WHAT IS EXPECTED — Word for word, print each line of the listing below; pictures stay out.

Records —
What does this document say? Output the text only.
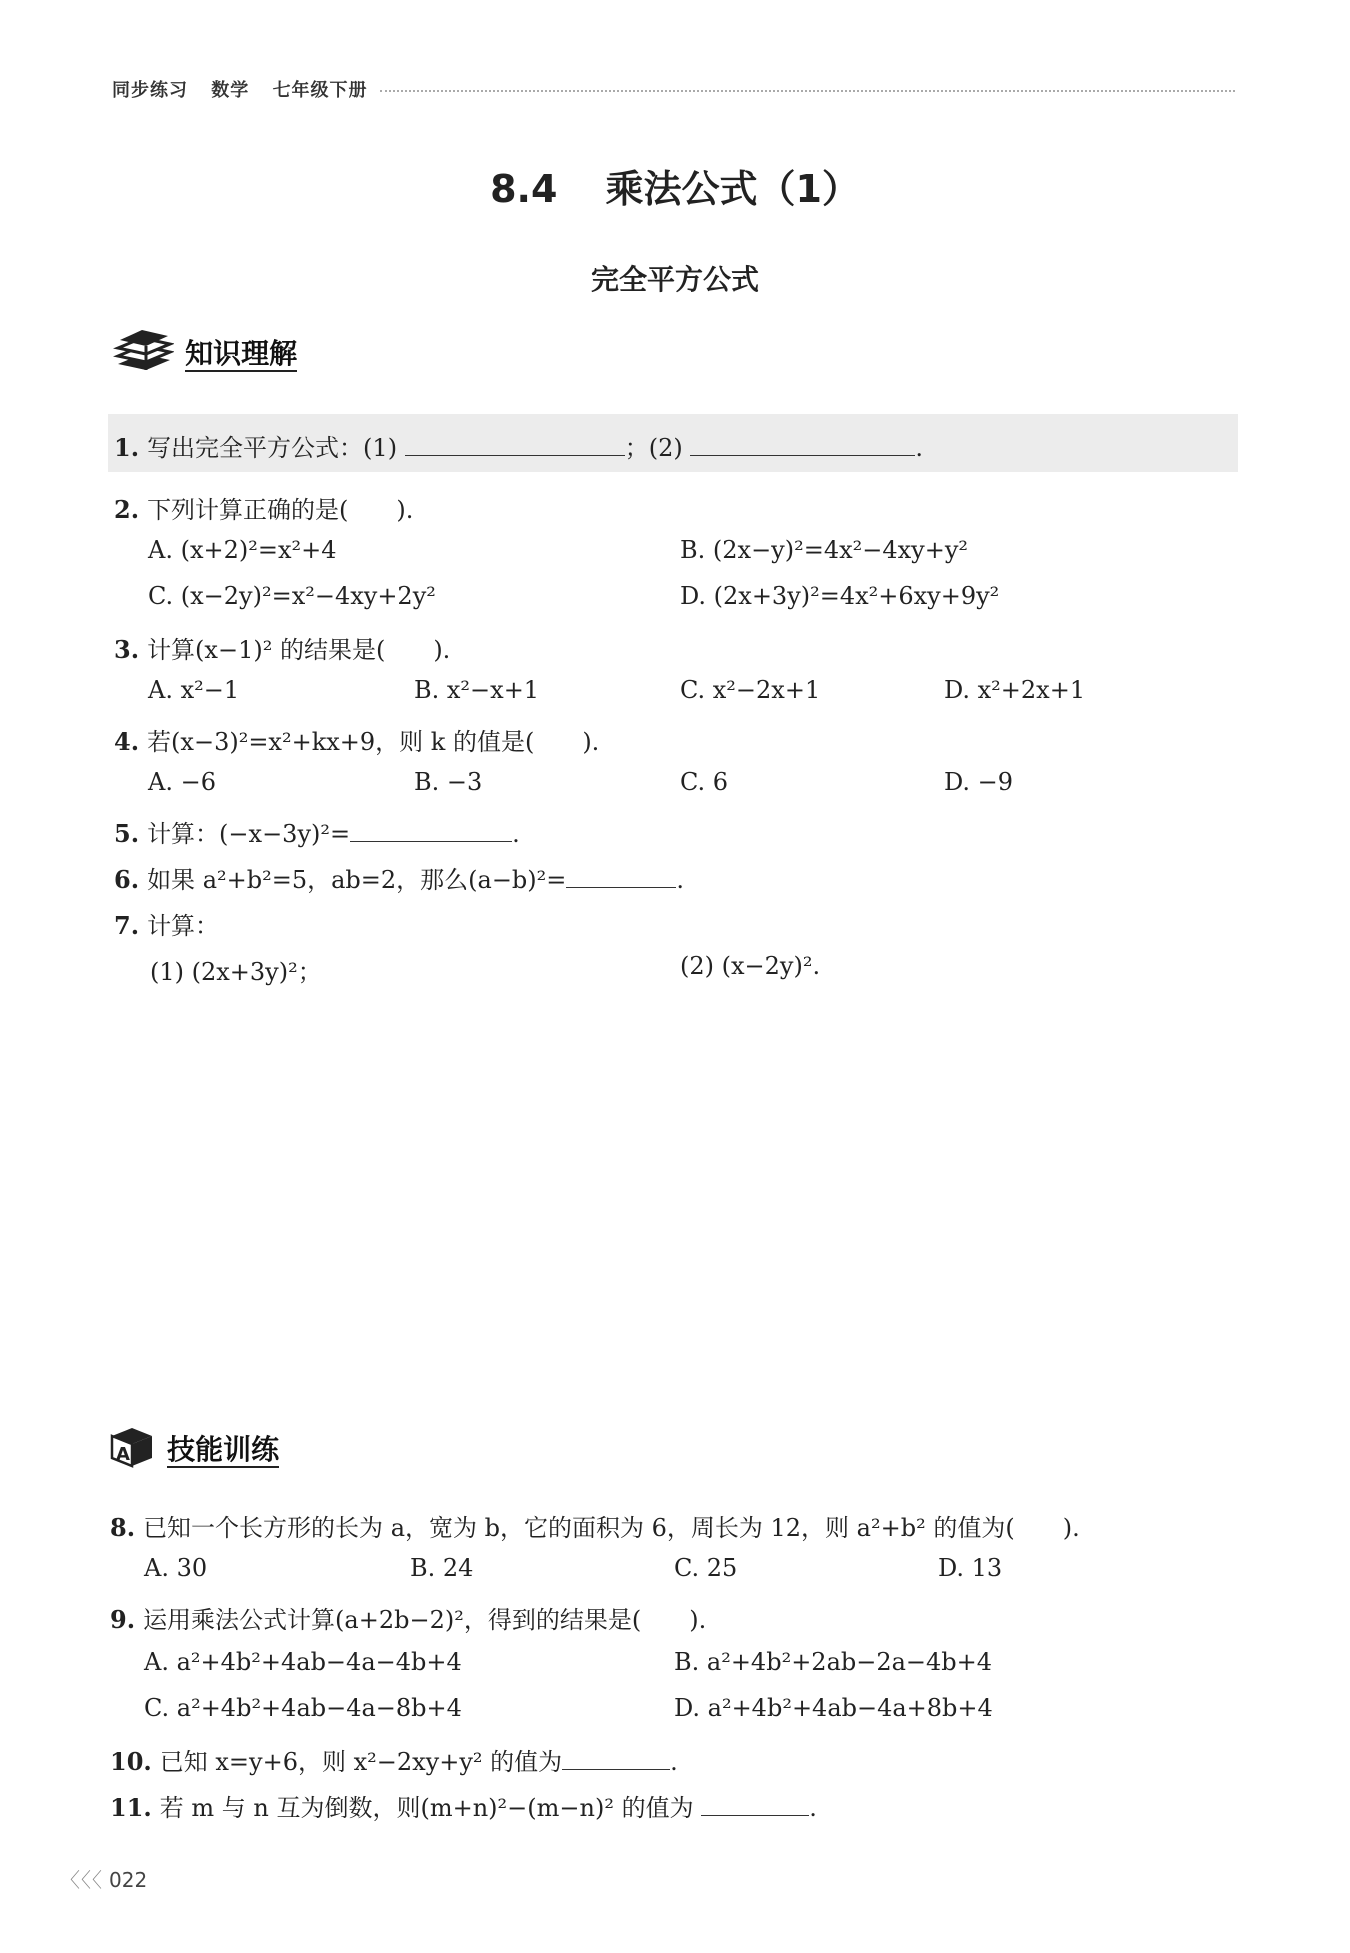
同步练习 数学 七年级下册
8.4 乘法公式（1）
完全平方公式
知识理解
1. 写出完全平方公式：(1)	；(2)	.
2. 下列计算正确的是(　　).
A. (x+2)²=x²+4	B. (2x−y)²=4x²−4xy+y²
C. (x−2y)²=x²−4xy+2y²	D. (2x+3y)²=4x²+6xy+9y²
3. 计算(x−1)² 的结果是(　　).
A. x²−1	B. x²−x+1	C. x²−2x+1	D. x²+2x+1
4. 若(x−3)²=x²+kx+9，则 k 的值是(　　).
A. −6	B. −3	C. 6	D. −9
5. 计算：(−x−3y)²=	.
6. 如果 a²+b²=5，ab=2，那么(a−b)²=	.
7. 计算：
(1) (2x+3y)²；	(2) (x−2y)².
A 技能训练
8. 已知一个长方形的长为 a，宽为 b，它的面积为 6，周长为 12，则 a²+b² 的值为(　　).
A. 30	B. 24	C. 25	D. 13
9. 运用乘法公式计算(a+2b−2)²，得到的结果是(　　).
A. a²+4b²+4ab−4a−4b+4	B. a²+4b²+2ab−2a−4b+4
C. a²+4b²+4ab−4a−8b+4	D. a²+4b²+4ab−4a+8b+4
10. 已知 x=y+6，则 x²−2xy+y² 的值为	.
11. 若 m 与 n 互为倒数，则(m+n)²−(m−n)² 的值为	.
〈〈〈 022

RESPONSE —
What does this document say? Output the text only.
同步练习 数学 七年级下册
8.4 乘法公式（1）
完全平方公式
知识理解
1. 写出完全平方公式：(1)	；(2)	.
2. 下列计算正确的是(　　).
A. (x+2)²=x²+4	B. (2x−y)²=4x²−4xy+y²
C. (x−2y)²=x²−4xy+2y²	D. (2x+3y)²=4x²+6xy+9y²
3. 计算(x−1)² 的结果是(　　).
A. x²−1	B. x²−x+1	C. x²−2x+1	D. x²+2x+1
4. 若(x−3)²=x²+kx+9，则 k 的值是(　　).
A. −6	B. −3	C. 6	D. −9
5. 计算：(−x−3y)²=	.
6. 如果 a²+b²=5，ab=2，那么(a−b)²=	.
7. 计算：
(1) (2x+3y)²；	(2) (x−2y)².
A 技能训练
8. 已知一个长方形的长为 a，宽为 b，它的面积为 6，周长为 12，则 a²+b² 的值为(　　).
A. 30	B. 24	C. 25	D. 13
9. 运用乘法公式计算(a+2b−2)²，得到的结果是(　　).
A. a²+4b²+4ab−4a−4b+4	B. a²+4b²+2ab−2a−4b+4
C. a²+4b²+4ab−4a−8b+4	D. a²+4b²+4ab−4a+8b+4
10. 已知 x=y+6，则 x²−2xy+y² 的值为	.
11. 若 m 与 n 互为倒数，则(m+n)²−(m−n)² 的值为	.
〈〈〈 022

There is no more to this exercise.